Start of DATA LISTING

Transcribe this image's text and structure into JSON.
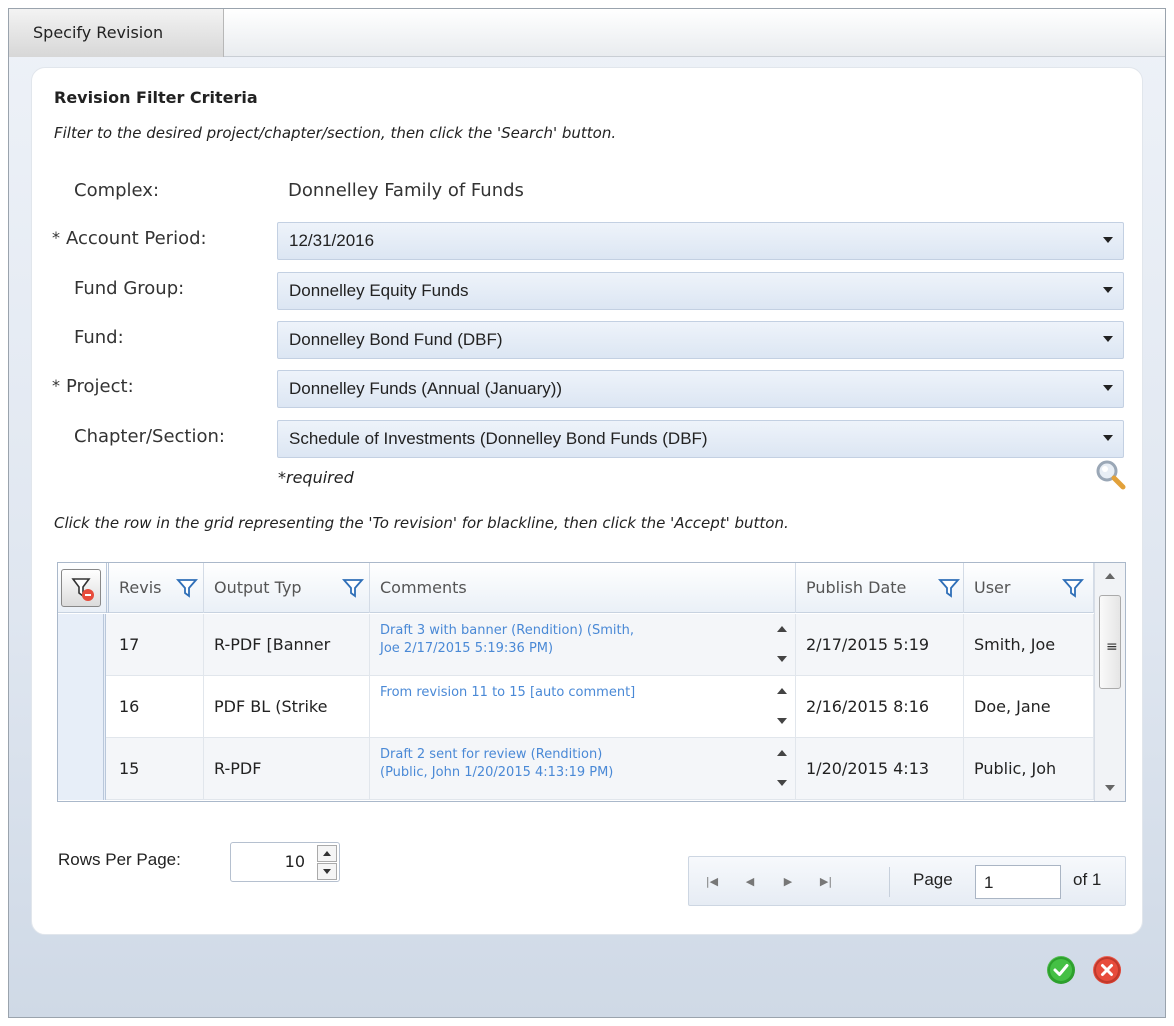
{
  "window": {
    "title": "Specify Revision"
  },
  "panel": {
    "heading": "Revision Filter Criteria",
    "instruction_top": "Filter to the desired project/chapter/section, then click the 'Search' button.",
    "instruction_bottom": "Click the row in the grid representing the 'To revision' for blackline, then click the 'Accept' button.",
    "required_note": "*required"
  },
  "form": {
    "complex": {
      "label": "Complex:",
      "value": "Donnelley Family of Funds"
    },
    "account_period": {
      "label": "Account Period:",
      "required_mark": "*",
      "value": "12/31/2016"
    },
    "fund_group": {
      "label": "Fund Group:",
      "value": "Donnelley Equity Funds"
    },
    "fund": {
      "label": "Fund:",
      "value": "Donnelley Bond Fund (DBF)"
    },
    "project": {
      "label": "Project:",
      "required_mark": "*",
      "value": "Donnelley Funds (Annual (January))"
    },
    "chapter_section": {
      "label": "Chapter/Section:",
      "value": "Schedule of Investments (Donnelley Bond Funds (DBF)"
    }
  },
  "grid": {
    "columns": [
      "Revis",
      "Output Typ",
      "Comments",
      "Publish Date",
      "User"
    ],
    "rows": [
      {
        "revision": "17",
        "output_type": "R-PDF [Banner",
        "comment_line1": "Draft 3 with banner (Rendition) (Smith,",
        "comment_line2": "Joe 2/17/2015 5:19:36 PM)",
        "publish_date": "2/17/2015 5:19",
        "user": "Smith, Joe"
      },
      {
        "revision": "16",
        "output_type": "PDF BL (Strike",
        "comment_line1": "From revision 11 to 15 [auto comment]",
        "comment_line2": "",
        "publish_date": "2/16/2015 8:16",
        "user": "Doe, Jane"
      },
      {
        "revision": "15",
        "output_type": "R-PDF",
        "comment_line1": "Draft 2 sent for review (Rendition)",
        "comment_line2": "(Public, John 1/20/2015 4:13:19 PM)",
        "publish_date": "1/20/2015 4:13",
        "user": "Public, Joh"
      }
    ]
  },
  "pager": {
    "rows_per_page_label": "Rows Per Page:",
    "rows_per_page_value": "10",
    "page_label": "Page",
    "page_value": "1",
    "of_label": "of 1"
  },
  "icons": {
    "search": "search-icon",
    "accept": "accept-icon",
    "cancel": "cancel-icon",
    "clear_filter": "clear-filter-icon",
    "column_filter": "filter-icon"
  },
  "colors": {
    "accent_link": "#4a89d6",
    "accept": "#2ca02c",
    "cancel": "#e04030"
  }
}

End of DATA LISTING

[TASK BRIEF]: Each line that contains the string "grid" counts once; say how many there are and nothing else.

[EXPECTED ANSWER]: 2